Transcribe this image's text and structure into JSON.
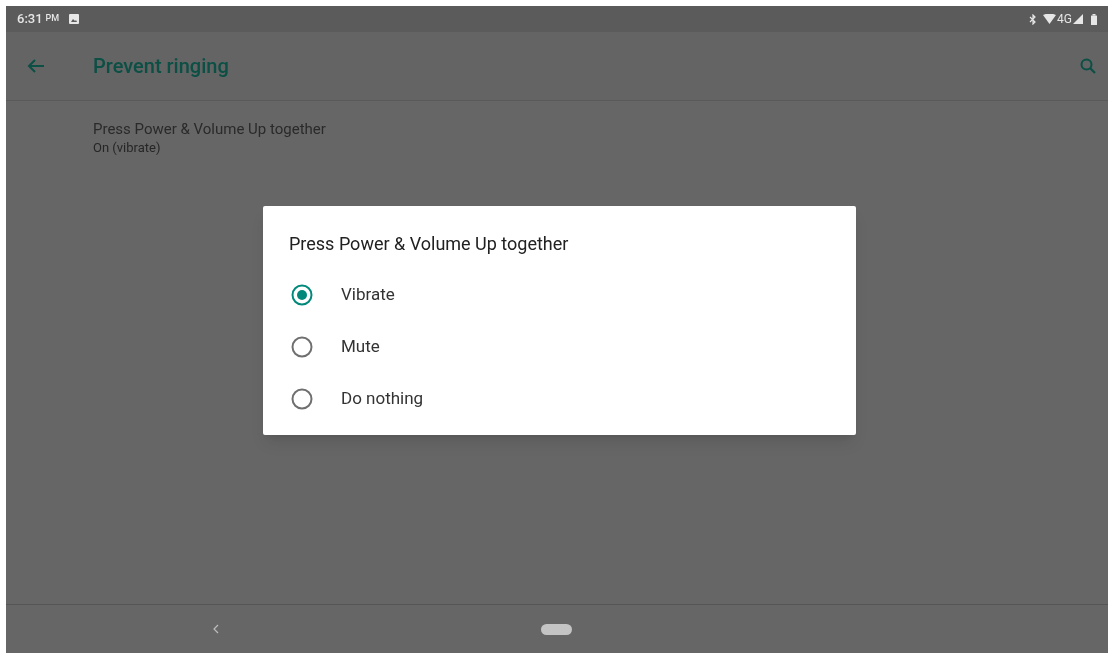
{
  "status_bar": {
    "time": "6:31",
    "am_pm": "PM",
    "network": "4G"
  },
  "toolbar": {
    "title": "Prevent ringing"
  },
  "settings": [
    {
      "title": "Press Power & Volume Up together",
      "summary": "On (vibrate)"
    }
  ],
  "dialog": {
    "title": "Press Power & Volume Up together",
    "options": [
      {
        "label": "Vibrate",
        "selected": true
      },
      {
        "label": "Mute",
        "selected": false
      },
      {
        "label": "Do nothing",
        "selected": false
      }
    ]
  }
}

▸ **What is being asked**
Only lines holding the string "Volume" are wanted; gather each one from the entries above.

▸ **Final answer**
      "title": "Press Power & Volume Up together",
    "title": "Press Power & Volume Up together",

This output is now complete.